Visual layout records:
# # #
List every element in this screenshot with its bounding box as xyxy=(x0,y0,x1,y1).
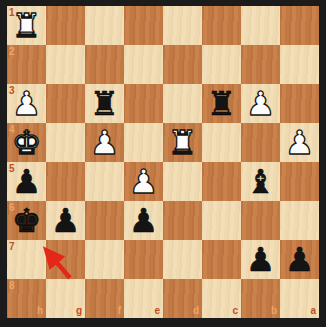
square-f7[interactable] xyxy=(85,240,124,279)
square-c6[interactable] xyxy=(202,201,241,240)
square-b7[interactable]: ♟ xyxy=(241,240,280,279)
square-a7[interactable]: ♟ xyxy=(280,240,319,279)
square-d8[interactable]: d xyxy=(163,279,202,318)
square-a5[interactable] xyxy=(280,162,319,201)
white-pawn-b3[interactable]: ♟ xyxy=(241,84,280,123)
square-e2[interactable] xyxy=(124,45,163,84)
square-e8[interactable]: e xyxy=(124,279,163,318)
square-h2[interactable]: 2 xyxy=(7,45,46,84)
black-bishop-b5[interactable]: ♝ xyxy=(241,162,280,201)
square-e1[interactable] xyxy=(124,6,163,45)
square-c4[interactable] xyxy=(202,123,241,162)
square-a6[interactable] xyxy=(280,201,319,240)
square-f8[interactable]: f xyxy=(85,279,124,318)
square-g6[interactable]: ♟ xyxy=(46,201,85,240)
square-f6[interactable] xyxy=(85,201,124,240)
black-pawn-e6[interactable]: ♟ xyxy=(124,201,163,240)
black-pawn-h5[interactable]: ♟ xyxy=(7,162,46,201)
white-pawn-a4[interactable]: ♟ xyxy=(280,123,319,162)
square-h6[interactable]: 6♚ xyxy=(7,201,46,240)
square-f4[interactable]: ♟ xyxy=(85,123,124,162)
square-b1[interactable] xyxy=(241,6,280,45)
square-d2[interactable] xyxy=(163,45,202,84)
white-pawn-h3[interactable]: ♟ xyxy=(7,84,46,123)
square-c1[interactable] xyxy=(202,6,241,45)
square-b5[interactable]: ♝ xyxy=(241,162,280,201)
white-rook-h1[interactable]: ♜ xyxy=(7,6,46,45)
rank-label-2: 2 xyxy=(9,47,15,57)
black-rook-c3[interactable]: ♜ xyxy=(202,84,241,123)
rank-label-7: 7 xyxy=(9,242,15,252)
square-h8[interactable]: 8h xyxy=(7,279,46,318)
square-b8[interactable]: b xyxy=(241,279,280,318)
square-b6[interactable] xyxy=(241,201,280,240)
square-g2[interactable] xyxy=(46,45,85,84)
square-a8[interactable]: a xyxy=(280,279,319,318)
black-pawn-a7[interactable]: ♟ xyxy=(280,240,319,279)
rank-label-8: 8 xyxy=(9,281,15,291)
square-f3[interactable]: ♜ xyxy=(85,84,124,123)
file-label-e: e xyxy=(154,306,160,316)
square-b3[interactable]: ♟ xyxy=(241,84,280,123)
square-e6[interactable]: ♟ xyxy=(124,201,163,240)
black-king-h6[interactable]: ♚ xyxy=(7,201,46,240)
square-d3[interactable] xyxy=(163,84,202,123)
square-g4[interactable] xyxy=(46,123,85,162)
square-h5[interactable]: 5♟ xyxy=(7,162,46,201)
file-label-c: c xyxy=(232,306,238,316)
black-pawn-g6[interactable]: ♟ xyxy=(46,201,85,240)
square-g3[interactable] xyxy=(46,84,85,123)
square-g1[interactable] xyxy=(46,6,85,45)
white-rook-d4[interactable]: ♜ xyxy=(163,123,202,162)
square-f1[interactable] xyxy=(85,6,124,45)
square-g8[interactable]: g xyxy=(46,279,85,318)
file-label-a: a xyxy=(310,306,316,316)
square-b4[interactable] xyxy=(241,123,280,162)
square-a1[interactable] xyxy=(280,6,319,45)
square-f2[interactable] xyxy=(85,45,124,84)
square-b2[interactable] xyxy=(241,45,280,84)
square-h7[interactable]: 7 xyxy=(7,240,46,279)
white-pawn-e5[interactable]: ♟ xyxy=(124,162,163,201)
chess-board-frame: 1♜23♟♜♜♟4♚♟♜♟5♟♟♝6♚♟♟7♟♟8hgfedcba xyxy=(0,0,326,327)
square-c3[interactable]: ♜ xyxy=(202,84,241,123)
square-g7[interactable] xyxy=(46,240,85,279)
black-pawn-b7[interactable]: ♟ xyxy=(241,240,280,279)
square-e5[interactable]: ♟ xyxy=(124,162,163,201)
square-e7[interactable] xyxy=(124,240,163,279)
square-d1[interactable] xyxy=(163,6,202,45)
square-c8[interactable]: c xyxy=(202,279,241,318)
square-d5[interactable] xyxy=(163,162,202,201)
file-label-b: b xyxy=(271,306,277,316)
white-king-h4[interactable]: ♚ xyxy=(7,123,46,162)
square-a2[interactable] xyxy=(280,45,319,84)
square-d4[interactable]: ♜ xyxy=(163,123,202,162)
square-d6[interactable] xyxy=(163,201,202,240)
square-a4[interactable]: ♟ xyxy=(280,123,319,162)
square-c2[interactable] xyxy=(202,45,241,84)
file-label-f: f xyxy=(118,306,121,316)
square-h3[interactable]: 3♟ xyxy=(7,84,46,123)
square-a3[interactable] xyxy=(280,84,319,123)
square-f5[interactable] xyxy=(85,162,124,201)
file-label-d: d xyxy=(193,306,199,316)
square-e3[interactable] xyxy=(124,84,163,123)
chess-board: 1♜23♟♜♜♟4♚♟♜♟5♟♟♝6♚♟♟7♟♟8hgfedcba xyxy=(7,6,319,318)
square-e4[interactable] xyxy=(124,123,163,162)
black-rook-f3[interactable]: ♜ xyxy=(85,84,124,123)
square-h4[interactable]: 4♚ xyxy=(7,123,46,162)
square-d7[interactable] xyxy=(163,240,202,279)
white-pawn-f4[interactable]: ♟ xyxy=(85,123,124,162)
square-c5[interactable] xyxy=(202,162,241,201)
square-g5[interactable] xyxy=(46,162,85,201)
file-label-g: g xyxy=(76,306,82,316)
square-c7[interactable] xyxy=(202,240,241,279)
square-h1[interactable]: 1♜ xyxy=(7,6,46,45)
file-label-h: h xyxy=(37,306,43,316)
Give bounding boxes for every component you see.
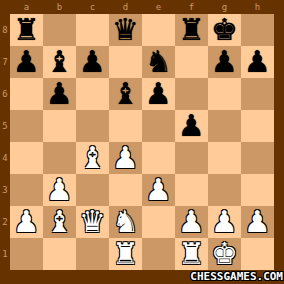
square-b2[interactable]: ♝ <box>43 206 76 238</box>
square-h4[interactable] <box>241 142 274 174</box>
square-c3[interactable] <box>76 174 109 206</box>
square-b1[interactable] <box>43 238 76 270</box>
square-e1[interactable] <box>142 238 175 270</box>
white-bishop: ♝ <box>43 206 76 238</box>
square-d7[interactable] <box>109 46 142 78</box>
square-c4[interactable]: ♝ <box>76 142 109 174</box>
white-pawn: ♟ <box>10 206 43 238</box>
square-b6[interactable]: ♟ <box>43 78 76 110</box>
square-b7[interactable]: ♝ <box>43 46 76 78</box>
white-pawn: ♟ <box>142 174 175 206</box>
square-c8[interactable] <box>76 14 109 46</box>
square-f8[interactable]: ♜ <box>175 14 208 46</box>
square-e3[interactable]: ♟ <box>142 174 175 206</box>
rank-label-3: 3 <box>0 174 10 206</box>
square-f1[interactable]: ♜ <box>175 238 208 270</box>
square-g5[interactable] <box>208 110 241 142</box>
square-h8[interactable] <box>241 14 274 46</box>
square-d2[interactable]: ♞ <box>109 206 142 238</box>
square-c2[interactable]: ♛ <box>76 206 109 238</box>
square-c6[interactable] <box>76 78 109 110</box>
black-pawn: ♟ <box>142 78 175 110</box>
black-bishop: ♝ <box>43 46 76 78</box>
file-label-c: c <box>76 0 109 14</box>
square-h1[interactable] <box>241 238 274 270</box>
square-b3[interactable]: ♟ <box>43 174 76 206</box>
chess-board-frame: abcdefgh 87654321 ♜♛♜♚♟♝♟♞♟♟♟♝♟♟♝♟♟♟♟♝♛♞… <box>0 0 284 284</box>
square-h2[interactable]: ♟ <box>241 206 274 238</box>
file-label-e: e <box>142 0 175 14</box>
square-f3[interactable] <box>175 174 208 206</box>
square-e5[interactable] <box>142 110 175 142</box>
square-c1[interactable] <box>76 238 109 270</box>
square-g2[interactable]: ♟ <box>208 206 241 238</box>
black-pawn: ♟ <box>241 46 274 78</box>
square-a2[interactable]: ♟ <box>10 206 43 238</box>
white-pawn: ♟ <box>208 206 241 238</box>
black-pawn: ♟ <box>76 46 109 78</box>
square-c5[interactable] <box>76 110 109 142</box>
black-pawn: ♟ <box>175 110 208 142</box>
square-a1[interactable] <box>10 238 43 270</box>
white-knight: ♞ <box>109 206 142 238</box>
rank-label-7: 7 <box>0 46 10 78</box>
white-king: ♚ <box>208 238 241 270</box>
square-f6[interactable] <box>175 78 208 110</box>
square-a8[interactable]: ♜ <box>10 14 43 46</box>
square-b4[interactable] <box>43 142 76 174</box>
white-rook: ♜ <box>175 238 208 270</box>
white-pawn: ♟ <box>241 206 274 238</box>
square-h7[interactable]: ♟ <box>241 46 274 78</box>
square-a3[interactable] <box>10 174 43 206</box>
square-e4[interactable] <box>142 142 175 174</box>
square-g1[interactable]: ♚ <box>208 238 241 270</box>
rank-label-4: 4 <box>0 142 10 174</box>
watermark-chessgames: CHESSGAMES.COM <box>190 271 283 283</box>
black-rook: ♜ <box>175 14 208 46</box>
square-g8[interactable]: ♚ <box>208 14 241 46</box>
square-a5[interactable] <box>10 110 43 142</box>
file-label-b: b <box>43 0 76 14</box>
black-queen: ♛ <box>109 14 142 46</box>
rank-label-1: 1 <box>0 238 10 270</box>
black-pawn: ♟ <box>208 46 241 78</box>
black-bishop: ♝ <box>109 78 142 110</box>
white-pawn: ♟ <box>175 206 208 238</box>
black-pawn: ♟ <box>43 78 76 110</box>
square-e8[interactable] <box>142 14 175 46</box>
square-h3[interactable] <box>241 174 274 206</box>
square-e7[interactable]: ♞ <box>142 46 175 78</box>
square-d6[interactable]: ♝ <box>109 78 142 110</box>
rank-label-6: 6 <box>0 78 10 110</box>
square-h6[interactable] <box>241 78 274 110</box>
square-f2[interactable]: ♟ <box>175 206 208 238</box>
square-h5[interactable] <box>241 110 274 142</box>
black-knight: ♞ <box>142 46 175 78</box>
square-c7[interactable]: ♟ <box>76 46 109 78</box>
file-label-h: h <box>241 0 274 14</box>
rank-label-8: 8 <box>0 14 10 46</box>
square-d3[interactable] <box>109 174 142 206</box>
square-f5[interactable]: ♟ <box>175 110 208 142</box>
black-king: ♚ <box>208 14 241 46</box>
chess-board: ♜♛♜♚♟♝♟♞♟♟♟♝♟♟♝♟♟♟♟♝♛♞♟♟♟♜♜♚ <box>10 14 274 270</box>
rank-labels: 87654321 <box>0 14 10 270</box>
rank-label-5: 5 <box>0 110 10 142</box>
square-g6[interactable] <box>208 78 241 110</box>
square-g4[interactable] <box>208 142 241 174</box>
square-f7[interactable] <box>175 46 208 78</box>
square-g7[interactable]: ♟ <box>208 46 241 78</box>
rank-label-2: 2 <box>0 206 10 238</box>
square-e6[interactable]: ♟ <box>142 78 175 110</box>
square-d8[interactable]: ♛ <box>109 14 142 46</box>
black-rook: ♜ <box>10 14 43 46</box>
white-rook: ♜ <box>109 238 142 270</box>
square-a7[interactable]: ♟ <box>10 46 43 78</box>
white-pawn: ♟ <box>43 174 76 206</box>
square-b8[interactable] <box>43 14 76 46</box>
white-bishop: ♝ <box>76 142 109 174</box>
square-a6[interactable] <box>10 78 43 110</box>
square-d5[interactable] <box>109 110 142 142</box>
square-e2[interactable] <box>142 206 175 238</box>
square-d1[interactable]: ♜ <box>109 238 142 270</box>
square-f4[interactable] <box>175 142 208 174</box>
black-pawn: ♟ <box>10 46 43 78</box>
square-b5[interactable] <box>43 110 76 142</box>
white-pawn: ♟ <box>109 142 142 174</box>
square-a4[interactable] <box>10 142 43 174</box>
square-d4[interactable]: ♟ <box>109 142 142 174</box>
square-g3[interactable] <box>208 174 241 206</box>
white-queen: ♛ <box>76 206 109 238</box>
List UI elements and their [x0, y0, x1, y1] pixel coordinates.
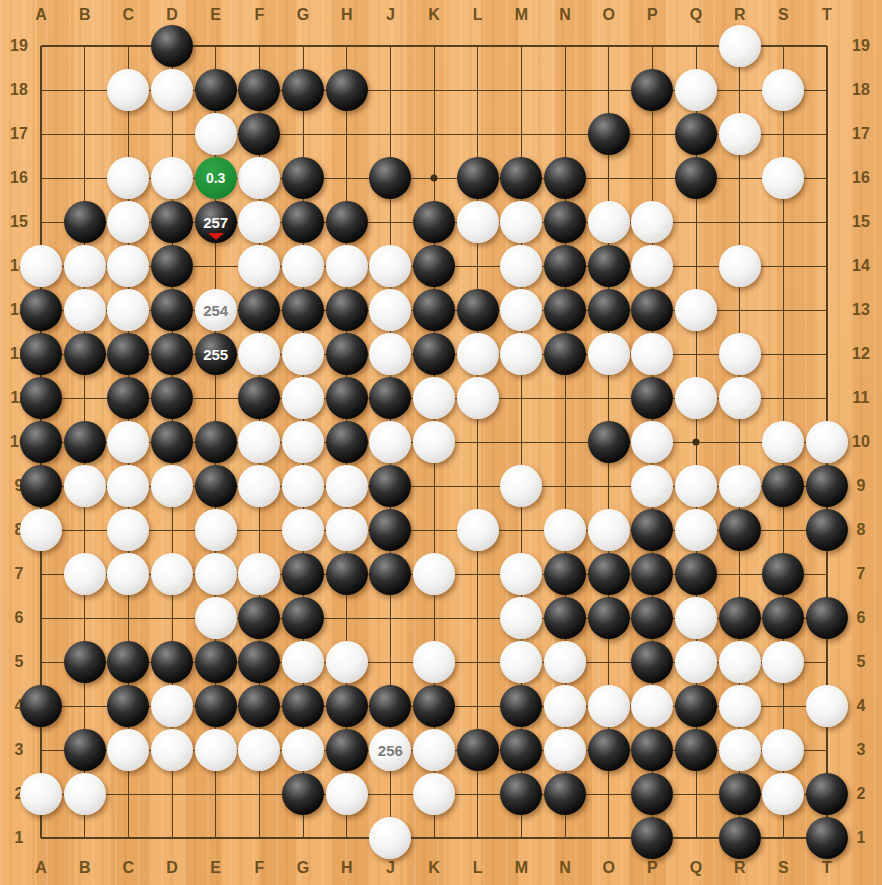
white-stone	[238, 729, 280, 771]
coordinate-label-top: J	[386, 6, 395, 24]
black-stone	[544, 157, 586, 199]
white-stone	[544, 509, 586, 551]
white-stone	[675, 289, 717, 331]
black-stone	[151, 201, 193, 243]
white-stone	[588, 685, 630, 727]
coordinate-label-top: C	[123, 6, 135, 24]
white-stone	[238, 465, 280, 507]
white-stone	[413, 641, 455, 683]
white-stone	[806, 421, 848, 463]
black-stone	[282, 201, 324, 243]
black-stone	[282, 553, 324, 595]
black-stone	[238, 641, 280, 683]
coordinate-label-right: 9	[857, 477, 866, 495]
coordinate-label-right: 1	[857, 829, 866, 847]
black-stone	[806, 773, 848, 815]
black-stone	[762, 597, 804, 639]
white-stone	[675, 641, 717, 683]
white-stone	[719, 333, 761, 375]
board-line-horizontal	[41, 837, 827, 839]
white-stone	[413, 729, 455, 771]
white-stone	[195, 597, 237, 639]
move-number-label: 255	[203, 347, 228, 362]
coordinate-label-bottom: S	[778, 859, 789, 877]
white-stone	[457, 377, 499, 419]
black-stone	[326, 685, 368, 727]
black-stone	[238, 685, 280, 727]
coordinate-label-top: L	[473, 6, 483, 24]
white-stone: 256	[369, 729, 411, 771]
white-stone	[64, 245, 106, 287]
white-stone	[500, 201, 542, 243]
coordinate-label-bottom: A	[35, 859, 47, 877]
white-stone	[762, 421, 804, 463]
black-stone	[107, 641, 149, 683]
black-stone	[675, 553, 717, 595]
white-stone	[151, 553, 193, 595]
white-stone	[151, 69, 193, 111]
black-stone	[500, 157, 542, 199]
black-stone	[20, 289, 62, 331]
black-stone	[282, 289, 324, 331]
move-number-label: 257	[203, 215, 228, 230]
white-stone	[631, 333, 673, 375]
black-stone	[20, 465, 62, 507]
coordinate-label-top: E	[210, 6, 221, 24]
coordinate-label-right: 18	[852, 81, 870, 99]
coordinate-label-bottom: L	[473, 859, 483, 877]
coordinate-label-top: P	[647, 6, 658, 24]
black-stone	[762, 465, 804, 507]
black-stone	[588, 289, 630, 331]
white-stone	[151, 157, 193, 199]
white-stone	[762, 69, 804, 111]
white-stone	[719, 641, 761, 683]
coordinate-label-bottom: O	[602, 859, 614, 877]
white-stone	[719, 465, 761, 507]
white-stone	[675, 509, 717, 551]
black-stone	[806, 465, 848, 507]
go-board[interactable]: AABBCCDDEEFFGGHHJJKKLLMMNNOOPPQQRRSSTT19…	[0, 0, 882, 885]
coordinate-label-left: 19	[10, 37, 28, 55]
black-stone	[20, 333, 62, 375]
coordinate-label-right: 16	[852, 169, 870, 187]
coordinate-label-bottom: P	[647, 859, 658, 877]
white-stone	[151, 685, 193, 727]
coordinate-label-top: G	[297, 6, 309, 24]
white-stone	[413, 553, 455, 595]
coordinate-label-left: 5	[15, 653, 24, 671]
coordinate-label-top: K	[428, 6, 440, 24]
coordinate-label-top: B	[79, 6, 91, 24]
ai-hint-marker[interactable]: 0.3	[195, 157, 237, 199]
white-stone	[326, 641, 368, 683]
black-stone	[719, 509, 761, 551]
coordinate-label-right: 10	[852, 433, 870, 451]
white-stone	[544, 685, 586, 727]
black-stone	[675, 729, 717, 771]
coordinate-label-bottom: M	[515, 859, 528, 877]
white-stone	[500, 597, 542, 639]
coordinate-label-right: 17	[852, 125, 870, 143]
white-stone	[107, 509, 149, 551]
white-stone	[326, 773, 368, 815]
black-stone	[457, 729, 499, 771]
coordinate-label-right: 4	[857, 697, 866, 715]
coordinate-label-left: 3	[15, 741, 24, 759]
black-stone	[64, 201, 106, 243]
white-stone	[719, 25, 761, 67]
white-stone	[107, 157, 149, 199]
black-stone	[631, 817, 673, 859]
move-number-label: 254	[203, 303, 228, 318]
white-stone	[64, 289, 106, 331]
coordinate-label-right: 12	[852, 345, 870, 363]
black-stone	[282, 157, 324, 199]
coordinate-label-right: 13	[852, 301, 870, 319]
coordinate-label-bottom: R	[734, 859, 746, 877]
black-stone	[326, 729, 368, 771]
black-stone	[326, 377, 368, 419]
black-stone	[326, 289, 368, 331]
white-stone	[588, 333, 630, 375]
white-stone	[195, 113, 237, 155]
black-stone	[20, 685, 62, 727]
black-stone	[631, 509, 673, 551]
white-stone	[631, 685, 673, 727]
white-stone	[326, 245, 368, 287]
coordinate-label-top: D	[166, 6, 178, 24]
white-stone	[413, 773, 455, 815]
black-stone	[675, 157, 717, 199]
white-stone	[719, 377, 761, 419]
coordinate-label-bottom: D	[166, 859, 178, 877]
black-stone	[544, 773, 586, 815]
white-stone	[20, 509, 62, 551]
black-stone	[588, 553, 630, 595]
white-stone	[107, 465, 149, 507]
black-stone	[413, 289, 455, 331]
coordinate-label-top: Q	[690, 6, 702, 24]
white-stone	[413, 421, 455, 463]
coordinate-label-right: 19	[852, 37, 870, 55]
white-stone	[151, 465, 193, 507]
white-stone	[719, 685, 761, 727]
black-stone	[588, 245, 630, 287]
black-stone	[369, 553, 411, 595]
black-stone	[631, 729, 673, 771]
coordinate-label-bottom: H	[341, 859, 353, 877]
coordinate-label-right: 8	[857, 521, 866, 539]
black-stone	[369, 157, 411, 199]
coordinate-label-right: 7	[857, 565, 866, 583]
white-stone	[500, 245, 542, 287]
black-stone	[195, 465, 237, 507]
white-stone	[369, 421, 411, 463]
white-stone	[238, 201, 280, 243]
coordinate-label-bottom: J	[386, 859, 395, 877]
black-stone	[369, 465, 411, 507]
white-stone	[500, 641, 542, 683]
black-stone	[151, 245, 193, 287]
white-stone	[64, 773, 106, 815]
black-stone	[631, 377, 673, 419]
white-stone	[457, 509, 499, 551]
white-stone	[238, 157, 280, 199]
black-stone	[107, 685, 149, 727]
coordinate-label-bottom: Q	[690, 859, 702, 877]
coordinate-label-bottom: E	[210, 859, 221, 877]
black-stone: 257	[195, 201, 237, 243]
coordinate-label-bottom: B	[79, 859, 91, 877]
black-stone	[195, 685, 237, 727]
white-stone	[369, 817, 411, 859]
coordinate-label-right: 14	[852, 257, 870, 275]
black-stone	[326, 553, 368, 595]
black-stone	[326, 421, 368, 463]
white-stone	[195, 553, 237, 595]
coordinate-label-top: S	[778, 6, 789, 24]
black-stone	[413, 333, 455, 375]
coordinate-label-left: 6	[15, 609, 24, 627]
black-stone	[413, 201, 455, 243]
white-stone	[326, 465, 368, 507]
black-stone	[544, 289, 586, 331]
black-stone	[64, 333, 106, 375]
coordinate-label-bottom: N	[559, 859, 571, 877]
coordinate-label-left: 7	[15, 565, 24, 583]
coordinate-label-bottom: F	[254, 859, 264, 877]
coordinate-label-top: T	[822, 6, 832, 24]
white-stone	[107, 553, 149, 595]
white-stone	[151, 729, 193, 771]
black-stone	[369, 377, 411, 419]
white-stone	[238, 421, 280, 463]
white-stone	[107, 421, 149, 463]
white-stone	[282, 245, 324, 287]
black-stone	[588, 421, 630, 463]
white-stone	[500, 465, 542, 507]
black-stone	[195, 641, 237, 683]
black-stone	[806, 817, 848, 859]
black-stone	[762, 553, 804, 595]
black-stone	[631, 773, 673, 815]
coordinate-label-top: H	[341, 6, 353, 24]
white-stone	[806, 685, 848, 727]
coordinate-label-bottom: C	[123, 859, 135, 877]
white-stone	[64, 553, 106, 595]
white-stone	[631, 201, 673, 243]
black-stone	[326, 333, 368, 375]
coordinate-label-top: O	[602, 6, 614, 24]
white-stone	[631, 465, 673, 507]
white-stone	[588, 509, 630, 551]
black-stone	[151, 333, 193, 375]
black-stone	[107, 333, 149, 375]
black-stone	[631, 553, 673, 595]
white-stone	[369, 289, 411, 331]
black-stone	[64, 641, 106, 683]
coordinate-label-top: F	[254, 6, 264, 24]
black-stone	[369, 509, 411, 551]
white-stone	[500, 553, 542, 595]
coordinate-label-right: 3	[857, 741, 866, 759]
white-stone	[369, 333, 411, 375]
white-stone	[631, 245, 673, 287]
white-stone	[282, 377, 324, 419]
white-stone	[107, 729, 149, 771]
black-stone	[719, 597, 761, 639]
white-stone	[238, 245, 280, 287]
# # #
▶ Problem to solve: In the listing above, write out the part that opens with the line containing "729, 280, 771]" and closes with the line containing "333, 761, 375]", both of these lines included, reproducing each line exactly.

▶ Exercise response:
white-stone	[238, 729, 280, 771]
coordinate-label-top: J	[386, 6, 395, 24]
black-stone	[544, 157, 586, 199]
white-stone	[544, 509, 586, 551]
white-stone	[675, 289, 717, 331]
black-stone	[151, 201, 193, 243]
white-stone	[588, 685, 630, 727]
coordinate-label-top: C	[123, 6, 135, 24]
white-stone	[238, 465, 280, 507]
white-stone	[413, 641, 455, 683]
white-stone	[806, 421, 848, 463]
black-stone	[282, 201, 324, 243]
black-stone	[282, 553, 324, 595]
black-stone	[238, 641, 280, 683]
coordinate-label-right: 9	[857, 477, 866, 495]
coordinate-label-right: 1	[857, 829, 866, 847]
black-stone	[806, 773, 848, 815]
black-stone	[762, 597, 804, 639]
white-stone	[675, 641, 717, 683]
white-stone	[719, 333, 761, 375]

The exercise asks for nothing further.